» REQUIREMENT: The entries below are to be transcribed in full, without their images.

(Stored items)
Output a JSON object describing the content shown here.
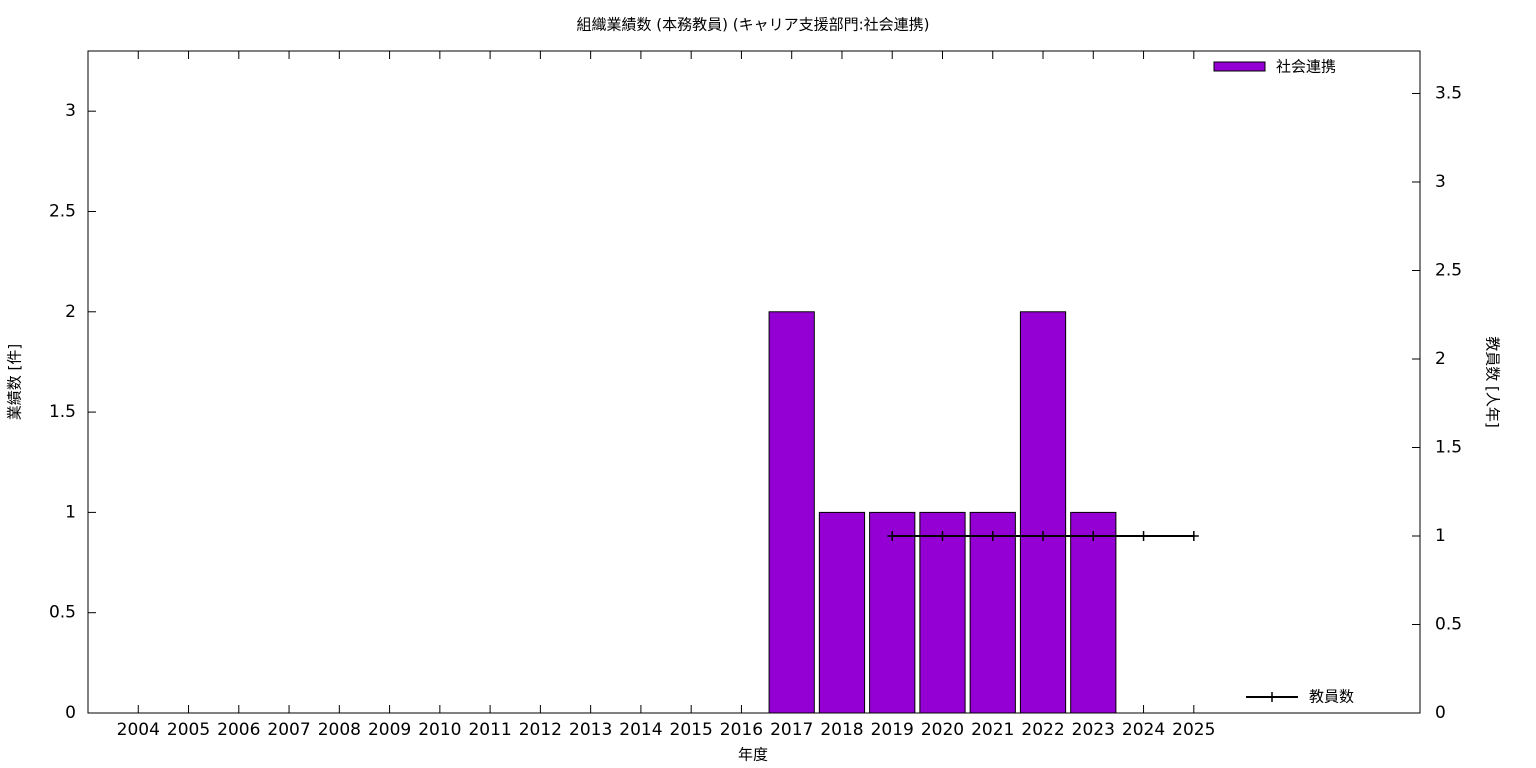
{
  "chart_data": {
    "type": "bar",
    "title": "組織業績数 (本務教員) (キャリア支援部門:社会連携)",
    "x_label": "年度",
    "y_label": "業績数 [件]",
    "y2_label": "教員数 [人年]",
    "categories": [
      "2004",
      "2005",
      "2006",
      "2007",
      "2008",
      "2009",
      "2010",
      "2011",
      "2012",
      "2013",
      "2014",
      "2015",
      "2016",
      "2017",
      "2018",
      "2019",
      "2020",
      "2021",
      "2022",
      "2023",
      "2024",
      "2025"
    ],
    "series": [
      {
        "name": "社会連携",
        "type": "bar",
        "color": "#9400d3",
        "values": [
          0,
          0,
          0,
          0,
          0,
          0,
          0,
          0,
          0,
          0,
          0,
          0,
          0,
          2,
          1,
          1,
          1,
          1,
          2,
          1,
          0,
          0
        ]
      },
      {
        "name": "教員数",
        "type": "line",
        "axis": "y2",
        "color": "#000000",
        "values": [
          null,
          null,
          null,
          null,
          null,
          null,
          null,
          null,
          null,
          null,
          null,
          null,
          null,
          null,
          null,
          1,
          1,
          1,
          1,
          1,
          1,
          1
        ]
      }
    ],
    "ylim": [
      0,
      3.3
    ],
    "yticks": [
      0,
      0.5,
      1,
      1.5,
      2,
      2.5,
      3
    ],
    "y2lim": [
      0,
      3.74
    ],
    "y2ticks": [
      0,
      0.5,
      1,
      1.5,
      2,
      2.5,
      3,
      3.5
    ]
  }
}
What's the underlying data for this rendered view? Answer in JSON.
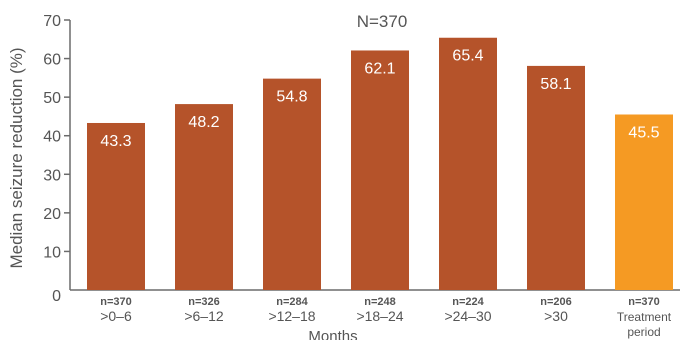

» EXERCISE RESULT:
Output a JSON object describing the content shown here.
{
  "chart_data": {
    "type": "bar",
    "title": "組織業績数 (本務教員) (キャリア支援部門:社会連携)",
    "x_label": "年度",
    "y_label": "業績数 [件]",
    "y2_label": "教員数 [人年]",
    "categories": [
      "2004",
      "2005",
      "2006",
      "2007",
      "2008",
      "2009",
      "2010",
      "2011",
      "2012",
      "2013",
      "2014",
      "2015",
      "2016",
      "2017",
      "2018",
      "2019",
      "2020",
      "2021",
      "2022",
      "2023",
      "2024",
      "2025"
    ],
    "series": [
      {
        "name": "社会連携",
        "type": "bar",
        "color": "#9400d3",
        "values": [
          0,
          0,
          0,
          0,
          0,
          0,
          0,
          0,
          0,
          0,
          0,
          0,
          0,
          2,
          1,
          1,
          1,
          1,
          2,
          1,
          0,
          0
        ]
      },
      {
        "name": "教員数",
        "type": "line",
        "axis": "y2",
        "color": "#000000",
        "values": [
          null,
          null,
          null,
          null,
          null,
          null,
          null,
          null,
          null,
          null,
          null,
          null,
          null,
          null,
          null,
          1,
          1,
          1,
          1,
          1,
          1,
          1
        ]
      }
    ],
    "ylim": [
      0,
      3.3
    ],
    "yticks": [
      0,
      0.5,
      1,
      1.5,
      2,
      2.5,
      3
    ],
    "y2lim": [
      0,
      3.74
    ],
    "y2ticks": [
      0,
      0.5,
      1,
      1.5,
      2,
      2.5,
      3,
      3.5
    ]
  }
}
What's the underlying data for this rendered view? Answer in JSON.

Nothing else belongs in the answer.